● **TASK DESCRIPTION**: Reproduce these records line for line, without any change, and leave out the pictures.

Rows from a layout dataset
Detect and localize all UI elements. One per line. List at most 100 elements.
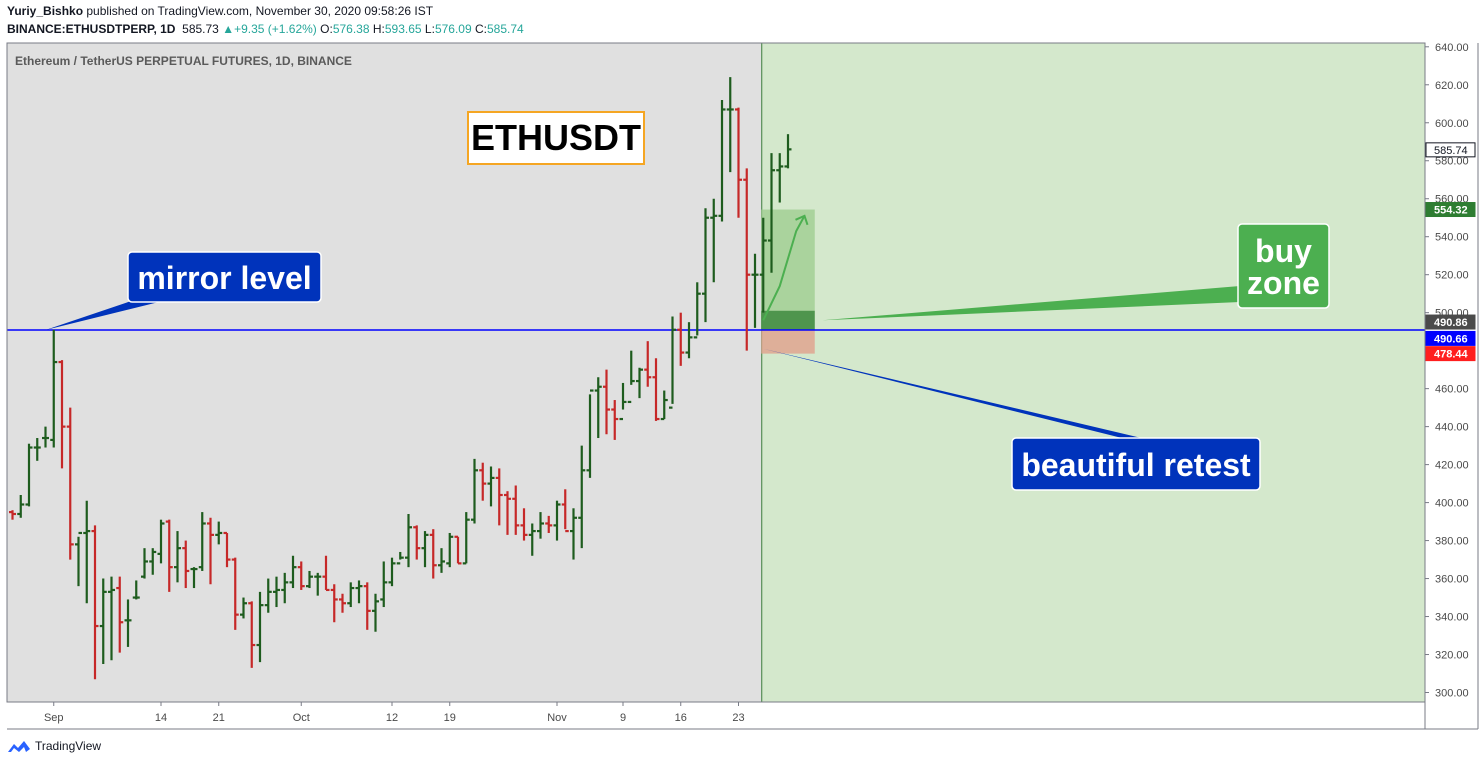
y-tick-label: 440.00 (1435, 422, 1469, 434)
ohlc-bar (413, 525, 421, 560)
y-tick-label: 340.00 (1435, 612, 1469, 624)
y-tick-label: 300.00 (1435, 688, 1469, 700)
high-label: H: (372, 22, 385, 36)
ohlc-bar (149, 548, 157, 575)
price-change: +9.35 (+1.62%) (234, 22, 317, 36)
ohlc-bar (17, 494, 25, 518)
ohlc-bar (446, 532, 454, 568)
ohlc-bar (751, 253, 759, 328)
ohlc-bar (157, 519, 165, 564)
callout-mirror-level-bg (127, 251, 322, 303)
price-label: 478.44 (1425, 346, 1476, 362)
ohlc-bar (322, 555, 330, 592)
x-tick-label: 23 (732, 712, 744, 724)
ohlc-bar (718, 99, 726, 222)
ohlc-bar (75, 531, 82, 587)
publish-info: Yuriy_Bishko published on TradingView.co… (7, 4, 433, 18)
ohlc-bar (611, 400, 619, 440)
ohlc-bar (586, 389, 594, 478)
x-tick-label: Sep (44, 712, 64, 724)
ohlc-bar (215, 521, 223, 545)
callout-beautiful-retest-bg (1011, 437, 1261, 491)
ohlc-bar (91, 525, 99, 680)
ohlc-bar (339, 593, 346, 613)
y-tick-label: 420.00 (1435, 460, 1469, 472)
footer-brand: TradingView (35, 739, 102, 753)
y-tick-label: 640.00 (1435, 42, 1469, 54)
ohlc-bar (380, 561, 388, 608)
price-label-text: 478.44 (1434, 349, 1469, 361)
close-label: C: (474, 22, 487, 36)
ohlc-bar (99, 578, 107, 665)
ohlc-bar (141, 548, 148, 579)
ohlc-bar (495, 468, 503, 526)
ohlc-bar (438, 548, 445, 573)
y-tick-label: 580.00 (1435, 156, 1469, 168)
callout-buy-zone-pointer (822, 286, 1240, 321)
high-value: 593.65 (384, 22, 422, 36)
ohlc-bar (710, 198, 718, 283)
ohlc-bar (66, 407, 74, 560)
ohlc-bar (248, 601, 256, 668)
ohlc-bar (116, 576, 124, 653)
y-tick-label: 600.00 (1435, 118, 1469, 130)
y-tick-label: 520.00 (1435, 270, 1469, 282)
author-name[interactable]: Yuriy_Bishko (7, 4, 84, 18)
close-value: 585.74 (486, 22, 524, 36)
price-label: 490.86 (1425, 314, 1476, 330)
ohlc-bar (355, 580, 363, 604)
y-tick-label: 540.00 (1435, 232, 1469, 244)
price-label-text: 585.74 (1434, 145, 1468, 157)
ohlc-bar (537, 512, 544, 539)
callout-mirror-level-text: mirror level (137, 260, 311, 296)
ohlc-bar (784, 134, 792, 169)
ohlc-bar (25, 443, 33, 507)
price-label-bg (1425, 330, 1476, 346)
ohlc-bar (372, 593, 379, 632)
ohlc-bar (182, 540, 190, 589)
x-tick-label: 12 (386, 712, 398, 724)
ohlc-bar (677, 312, 685, 366)
ohlc-bar (347, 582, 355, 608)
ohlc-bar (281, 572, 289, 604)
tradingview-footer[interactable]: TradingView (7, 739, 101, 753)
ohlc-bar (231, 557, 239, 630)
y-tick-label: 460.00 (1435, 384, 1469, 396)
price-label: 490.66 (1425, 330, 1476, 346)
target-zone (761, 209, 815, 331)
y-tick-label: 380.00 (1435, 536, 1469, 548)
ohlc-bar (124, 599, 132, 647)
callout-buy-zone-text: buy (1255, 233, 1312, 269)
ohlc-bar (108, 576, 115, 661)
price-label-text: 490.86 (1434, 317, 1468, 329)
price-label: 554.32 (1425, 202, 1476, 218)
stop-zone (761, 330, 815, 354)
ohlc-bar (50, 329, 58, 448)
ohlc-bar (644, 341, 652, 387)
ohlc-bar (528, 523, 536, 556)
future-projection-zone (761, 43, 1425, 702)
ohlc-bar (396, 551, 404, 565)
ohlc-bar (42, 426, 49, 448)
ohlc-bar (207, 517, 214, 585)
ohlc-bar (256, 591, 264, 663)
price-label-text: 490.66 (1434, 333, 1468, 345)
ohlc-bar (462, 512, 470, 565)
price-label-bg (1425, 202, 1476, 218)
x-tick-label: 14 (155, 712, 167, 724)
ohlc-bar (520, 508, 528, 541)
symbol-box: ETHUSDT (467, 111, 645, 165)
ohlc-bar (743, 168, 751, 351)
ohlc-bar (33, 438, 41, 461)
ohlc-bar (669, 316, 676, 409)
ohlc-bar (132, 580, 140, 600)
up-arrow-icon: ▲ (222, 22, 235, 36)
projection-arrowhead (795, 214, 809, 226)
buy-zone-box (761, 310, 815, 331)
ohlc-bar (570, 508, 577, 560)
ohlc-bar (768, 153, 775, 273)
open-label: O: (320, 22, 333, 36)
ohlc-bar (174, 531, 181, 583)
symbol-info-line: BINANCE:ETHUSDTPERP, 1D 585.73 ▲+9.35 (+… (7, 22, 524, 36)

● **WORKED ANSWER**:
Detect and localize all UI elements. One per line. List at most 100 elements.
y-tick-label: 440.00 (1435, 422, 1469, 434)
ohlc-bar (413, 525, 421, 560)
y-tick-label: 340.00 (1435, 612, 1469, 624)
y-tick-label: 300.00 (1435, 688, 1469, 700)
high-label: H: (372, 22, 385, 36)
ohlc-bar (149, 548, 157, 575)
price-change: +9.35 (+1.62%) (234, 22, 317, 36)
ohlc-bar (17, 494, 25, 518)
ohlc-bar (446, 532, 454, 568)
ohlc-bar (751, 253, 759, 328)
ohlc-bar (157, 519, 165, 564)
callout-mirror-level-bg (127, 251, 322, 303)
price-label: 478.44 (1425, 346, 1476, 362)
ohlc-bar (322, 555, 330, 592)
x-tick-label: 23 (732, 712, 744, 724)
ohlc-bar (718, 99, 726, 222)
ohlc-bar (75, 531, 82, 587)
publish-info: Yuriy_Bishko published on TradingView.co… (7, 4, 433, 18)
ohlc-bar (611, 400, 619, 440)
ohlc-bar (586, 389, 594, 478)
x-tick-label: Sep (44, 712, 64, 724)
ohlc-bar (215, 521, 223, 545)
callout-beautiful-retest-bg (1011, 437, 1261, 491)
ohlc-bar (91, 525, 99, 680)
ohlc-bar (339, 593, 346, 613)
y-tick-label: 420.00 (1435, 460, 1469, 472)
footer-brand: TradingView (35, 739, 102, 753)
y-tick-label: 640.00 (1435, 42, 1469, 54)
ohlc-bar (380, 561, 388, 608)
price-label-text: 478.44 (1434, 349, 1469, 361)
close-label: C: (474, 22, 487, 36)
ohlc-bar (99, 578, 107, 665)
ohlc-bar (141, 548, 148, 579)
ohlc-bar (495, 468, 503, 526)
ohlc-bar (438, 548, 445, 573)
y-tick-label: 580.00 (1435, 156, 1469, 168)
callout-buy-zone-pointer (822, 286, 1240, 321)
high-value: 593.65 (384, 22, 422, 36)
ohlc-bar (710, 198, 718, 283)
ohlc-bar (66, 407, 74, 560)
ohlc-bar (248, 601, 256, 668)
ohlc-bar (116, 576, 124, 653)
y-tick-label: 600.00 (1435, 118, 1469, 130)
y-tick-label: 520.00 (1435, 270, 1469, 282)
author-name[interactable]: Yuriy_Bishko (7, 4, 84, 18)
close-value: 585.74 (486, 22, 524, 36)
price-label: 490.86 (1425, 314, 1476, 330)
ohlc-bar (355, 580, 363, 604)
y-tick-label: 540.00 (1435, 232, 1469, 244)
price-label-text: 585.74 (1434, 145, 1468, 157)
ohlc-bar (537, 512, 544, 539)
callout-mirror-level-text: mirror level (137, 260, 311, 296)
ohlc-bar (784, 134, 792, 169)
ohlc-bar (25, 443, 33, 507)
price-label-bg (1425, 330, 1476, 346)
ohlc-bar (372, 593, 379, 632)
ohlc-bar (182, 540, 190, 589)
x-tick-label: 12 (386, 712, 398, 724)
ohlc-bar (677, 312, 685, 366)
ohlc-bar (347, 582, 355, 608)
ohlc-bar (281, 572, 289, 604)
tradingview-footer[interactable]: TradingView (7, 739, 101, 753)
ohlc-bar (231, 557, 239, 630)
y-tick-label: 460.00 (1435, 384, 1469, 396)
price-label: 490.66 (1425, 330, 1476, 346)
target-zone (761, 209, 815, 331)
y-tick-label: 380.00 (1435, 536, 1469, 548)
ohlc-bar (124, 599, 132, 647)
callout-buy-zone-text: buy (1255, 233, 1312, 269)
ohlc-bar (108, 576, 115, 661)
price-label-text: 490.86 (1434, 317, 1468, 329)
price-label: 554.32 (1425, 202, 1476, 218)
stop-zone (761, 330, 815, 354)
ohlc-bar (50, 329, 58, 448)
ohlc-bar (644, 341, 652, 387)
ohlc-bar (528, 523, 536, 556)
future-projection-zone (761, 43, 1425, 702)
ohlc-bar (396, 551, 404, 565)
ohlc-bar (42, 426, 49, 448)
ohlc-bar (207, 517, 214, 585)
ohlc-bar (256, 591, 264, 663)
price-label-text: 490.66 (1434, 333, 1468, 345)
ohlc-bar (462, 512, 470, 565)
price-label-bg (1425, 202, 1476, 218)
x-tick-label: 14 (155, 712, 167, 724)
ohlc-bar (520, 508, 528, 541)
symbol-box: ETHUSDT (467, 111, 645, 165)
ohlc-bar (743, 168, 751, 351)
ohlc-bar (33, 438, 41, 461)
ohlc-bar (669, 316, 676, 409)
ohlc-bar (132, 580, 140, 600)
up-arrow-icon: ▲ (222, 22, 235, 36)
projection-arrowhead (795, 214, 809, 226)
buy-zone-box (761, 310, 815, 331)
ohlc-bar (570, 508, 577, 560)
ohlc-bar (768, 153, 775, 273)
open-label: O: (320, 22, 333, 36)
ohlc-bar (174, 531, 181, 583)
symbol-info-line: BINANCE:ETHUSDTPERP, 1D 585.73 ▲+9.35 (+… (7, 22, 524, 36)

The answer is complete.